--- Start ---

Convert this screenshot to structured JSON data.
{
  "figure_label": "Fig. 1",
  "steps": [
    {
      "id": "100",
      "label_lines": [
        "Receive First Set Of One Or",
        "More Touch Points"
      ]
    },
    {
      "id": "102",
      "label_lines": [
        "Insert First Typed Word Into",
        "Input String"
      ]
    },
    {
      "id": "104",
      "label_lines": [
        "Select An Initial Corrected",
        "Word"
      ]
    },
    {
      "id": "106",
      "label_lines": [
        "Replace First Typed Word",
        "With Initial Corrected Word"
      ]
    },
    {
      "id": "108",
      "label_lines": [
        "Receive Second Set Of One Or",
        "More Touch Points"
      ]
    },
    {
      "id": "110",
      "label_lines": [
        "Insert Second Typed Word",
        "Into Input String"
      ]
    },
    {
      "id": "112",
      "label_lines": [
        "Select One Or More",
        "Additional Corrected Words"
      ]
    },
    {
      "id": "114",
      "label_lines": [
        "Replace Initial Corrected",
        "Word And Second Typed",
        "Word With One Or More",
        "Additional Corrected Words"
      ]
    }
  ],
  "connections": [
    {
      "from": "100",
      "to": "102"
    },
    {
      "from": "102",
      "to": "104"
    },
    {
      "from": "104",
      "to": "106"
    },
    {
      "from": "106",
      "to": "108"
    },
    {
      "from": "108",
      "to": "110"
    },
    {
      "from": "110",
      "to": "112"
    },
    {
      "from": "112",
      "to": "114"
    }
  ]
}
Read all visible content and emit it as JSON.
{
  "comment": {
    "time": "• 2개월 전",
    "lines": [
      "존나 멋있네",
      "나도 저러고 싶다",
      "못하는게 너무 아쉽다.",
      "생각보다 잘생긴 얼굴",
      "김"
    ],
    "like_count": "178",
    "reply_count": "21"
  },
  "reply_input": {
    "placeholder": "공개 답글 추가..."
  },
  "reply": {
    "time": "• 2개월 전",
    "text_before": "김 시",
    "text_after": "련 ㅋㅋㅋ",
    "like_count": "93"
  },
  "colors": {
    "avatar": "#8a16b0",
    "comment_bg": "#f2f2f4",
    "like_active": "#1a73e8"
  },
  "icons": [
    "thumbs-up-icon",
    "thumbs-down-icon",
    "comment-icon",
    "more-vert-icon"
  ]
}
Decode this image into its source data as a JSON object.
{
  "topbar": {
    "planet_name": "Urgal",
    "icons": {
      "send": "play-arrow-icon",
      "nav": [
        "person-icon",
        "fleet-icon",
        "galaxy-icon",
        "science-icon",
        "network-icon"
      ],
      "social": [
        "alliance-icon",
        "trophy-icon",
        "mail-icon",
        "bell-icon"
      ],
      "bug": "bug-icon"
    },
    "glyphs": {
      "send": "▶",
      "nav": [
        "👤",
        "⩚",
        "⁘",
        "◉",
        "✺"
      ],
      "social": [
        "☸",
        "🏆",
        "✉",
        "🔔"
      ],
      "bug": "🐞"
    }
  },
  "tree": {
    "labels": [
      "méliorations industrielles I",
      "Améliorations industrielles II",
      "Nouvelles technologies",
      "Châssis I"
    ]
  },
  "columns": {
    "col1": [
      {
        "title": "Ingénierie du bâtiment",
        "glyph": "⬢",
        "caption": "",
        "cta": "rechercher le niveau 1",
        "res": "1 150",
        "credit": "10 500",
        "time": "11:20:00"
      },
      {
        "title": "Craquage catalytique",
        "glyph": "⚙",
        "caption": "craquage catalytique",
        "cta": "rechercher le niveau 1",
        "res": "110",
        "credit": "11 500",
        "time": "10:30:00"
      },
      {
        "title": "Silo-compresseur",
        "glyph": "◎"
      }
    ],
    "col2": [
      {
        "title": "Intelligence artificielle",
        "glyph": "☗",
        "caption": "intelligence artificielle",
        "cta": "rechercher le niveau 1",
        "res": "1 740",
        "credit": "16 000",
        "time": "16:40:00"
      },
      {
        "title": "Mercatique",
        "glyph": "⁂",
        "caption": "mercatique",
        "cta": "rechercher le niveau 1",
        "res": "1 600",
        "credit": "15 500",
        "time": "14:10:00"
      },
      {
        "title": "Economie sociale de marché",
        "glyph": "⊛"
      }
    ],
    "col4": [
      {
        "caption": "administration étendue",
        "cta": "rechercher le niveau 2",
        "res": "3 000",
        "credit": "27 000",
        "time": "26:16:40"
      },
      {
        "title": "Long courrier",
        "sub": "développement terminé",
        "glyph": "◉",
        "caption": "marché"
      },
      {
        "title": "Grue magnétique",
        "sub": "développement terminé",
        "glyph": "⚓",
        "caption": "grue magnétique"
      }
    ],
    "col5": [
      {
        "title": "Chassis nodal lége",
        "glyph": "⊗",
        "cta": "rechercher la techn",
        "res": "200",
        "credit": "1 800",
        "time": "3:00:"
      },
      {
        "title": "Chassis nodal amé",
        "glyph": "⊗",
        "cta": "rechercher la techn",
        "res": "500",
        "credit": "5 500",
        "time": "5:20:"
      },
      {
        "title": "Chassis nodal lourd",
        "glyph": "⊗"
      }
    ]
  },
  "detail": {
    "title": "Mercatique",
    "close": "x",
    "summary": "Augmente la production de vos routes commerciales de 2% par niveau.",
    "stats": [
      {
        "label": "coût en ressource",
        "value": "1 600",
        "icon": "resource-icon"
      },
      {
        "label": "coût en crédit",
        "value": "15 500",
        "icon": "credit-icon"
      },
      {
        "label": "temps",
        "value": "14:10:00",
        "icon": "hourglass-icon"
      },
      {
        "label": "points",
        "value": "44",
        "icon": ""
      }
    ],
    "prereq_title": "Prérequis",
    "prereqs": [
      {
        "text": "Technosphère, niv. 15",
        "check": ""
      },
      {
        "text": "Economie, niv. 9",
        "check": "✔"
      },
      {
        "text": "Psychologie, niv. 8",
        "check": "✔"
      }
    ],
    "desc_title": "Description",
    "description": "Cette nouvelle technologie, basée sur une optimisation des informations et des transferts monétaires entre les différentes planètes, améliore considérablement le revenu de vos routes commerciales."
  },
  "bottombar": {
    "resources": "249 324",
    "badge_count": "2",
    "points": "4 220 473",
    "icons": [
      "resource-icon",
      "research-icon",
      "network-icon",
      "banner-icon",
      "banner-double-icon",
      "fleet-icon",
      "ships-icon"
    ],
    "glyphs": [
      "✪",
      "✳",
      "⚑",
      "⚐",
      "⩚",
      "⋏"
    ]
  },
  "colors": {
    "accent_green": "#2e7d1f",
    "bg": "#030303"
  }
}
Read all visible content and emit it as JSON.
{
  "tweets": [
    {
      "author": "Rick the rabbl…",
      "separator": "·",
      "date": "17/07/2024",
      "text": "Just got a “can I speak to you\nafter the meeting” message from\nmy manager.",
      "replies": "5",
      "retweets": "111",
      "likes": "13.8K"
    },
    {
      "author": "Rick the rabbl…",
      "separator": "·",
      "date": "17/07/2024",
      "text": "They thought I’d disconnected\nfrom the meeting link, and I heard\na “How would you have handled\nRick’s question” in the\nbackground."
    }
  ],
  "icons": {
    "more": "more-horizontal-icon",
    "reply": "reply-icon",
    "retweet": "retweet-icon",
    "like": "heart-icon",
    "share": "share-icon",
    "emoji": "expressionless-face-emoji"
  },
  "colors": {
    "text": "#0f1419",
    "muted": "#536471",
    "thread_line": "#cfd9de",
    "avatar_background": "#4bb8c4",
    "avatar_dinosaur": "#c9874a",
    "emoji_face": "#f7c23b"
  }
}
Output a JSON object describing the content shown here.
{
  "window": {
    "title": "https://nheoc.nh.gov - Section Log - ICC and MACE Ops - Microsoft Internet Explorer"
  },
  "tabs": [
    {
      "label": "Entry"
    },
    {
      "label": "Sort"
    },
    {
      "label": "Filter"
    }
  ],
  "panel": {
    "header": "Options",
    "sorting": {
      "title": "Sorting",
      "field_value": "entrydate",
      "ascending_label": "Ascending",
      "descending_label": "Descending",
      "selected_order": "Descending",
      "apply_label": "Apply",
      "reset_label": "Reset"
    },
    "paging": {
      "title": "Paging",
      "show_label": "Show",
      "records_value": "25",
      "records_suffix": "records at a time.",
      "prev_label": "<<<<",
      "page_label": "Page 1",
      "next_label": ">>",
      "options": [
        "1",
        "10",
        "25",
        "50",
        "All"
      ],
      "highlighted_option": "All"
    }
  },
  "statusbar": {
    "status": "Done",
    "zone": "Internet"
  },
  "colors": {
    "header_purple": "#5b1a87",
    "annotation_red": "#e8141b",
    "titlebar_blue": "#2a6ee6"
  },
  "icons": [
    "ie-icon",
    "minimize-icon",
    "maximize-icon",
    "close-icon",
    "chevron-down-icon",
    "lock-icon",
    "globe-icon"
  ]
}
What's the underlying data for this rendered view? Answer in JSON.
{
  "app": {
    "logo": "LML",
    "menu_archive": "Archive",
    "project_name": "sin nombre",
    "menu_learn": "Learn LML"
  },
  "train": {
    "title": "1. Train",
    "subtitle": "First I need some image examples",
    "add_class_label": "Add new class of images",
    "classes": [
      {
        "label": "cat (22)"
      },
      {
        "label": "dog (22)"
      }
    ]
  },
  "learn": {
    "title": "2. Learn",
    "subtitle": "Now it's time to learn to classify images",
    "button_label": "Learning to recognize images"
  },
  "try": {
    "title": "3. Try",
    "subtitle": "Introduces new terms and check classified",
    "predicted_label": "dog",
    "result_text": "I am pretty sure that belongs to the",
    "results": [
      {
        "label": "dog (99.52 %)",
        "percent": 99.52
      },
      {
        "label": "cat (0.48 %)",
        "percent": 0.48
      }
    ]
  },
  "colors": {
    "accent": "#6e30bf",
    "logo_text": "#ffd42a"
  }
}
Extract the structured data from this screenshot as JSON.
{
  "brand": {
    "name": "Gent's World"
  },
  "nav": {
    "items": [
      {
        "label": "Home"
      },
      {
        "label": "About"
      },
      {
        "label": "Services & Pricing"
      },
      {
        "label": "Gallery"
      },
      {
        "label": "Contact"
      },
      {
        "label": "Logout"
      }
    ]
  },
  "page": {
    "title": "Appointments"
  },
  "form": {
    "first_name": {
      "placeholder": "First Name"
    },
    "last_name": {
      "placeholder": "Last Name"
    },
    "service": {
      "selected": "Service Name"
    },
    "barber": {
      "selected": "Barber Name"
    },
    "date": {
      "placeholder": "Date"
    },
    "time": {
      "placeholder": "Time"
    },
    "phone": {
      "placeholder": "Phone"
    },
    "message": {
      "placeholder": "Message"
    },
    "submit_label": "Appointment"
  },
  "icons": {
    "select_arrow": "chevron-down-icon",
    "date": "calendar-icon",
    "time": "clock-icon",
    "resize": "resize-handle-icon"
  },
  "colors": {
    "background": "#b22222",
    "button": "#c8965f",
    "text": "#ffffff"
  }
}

--- End ---

__Short task__: Count every line in the preceding entries where the string "data" appears, then state only the total.

__Written response__: 4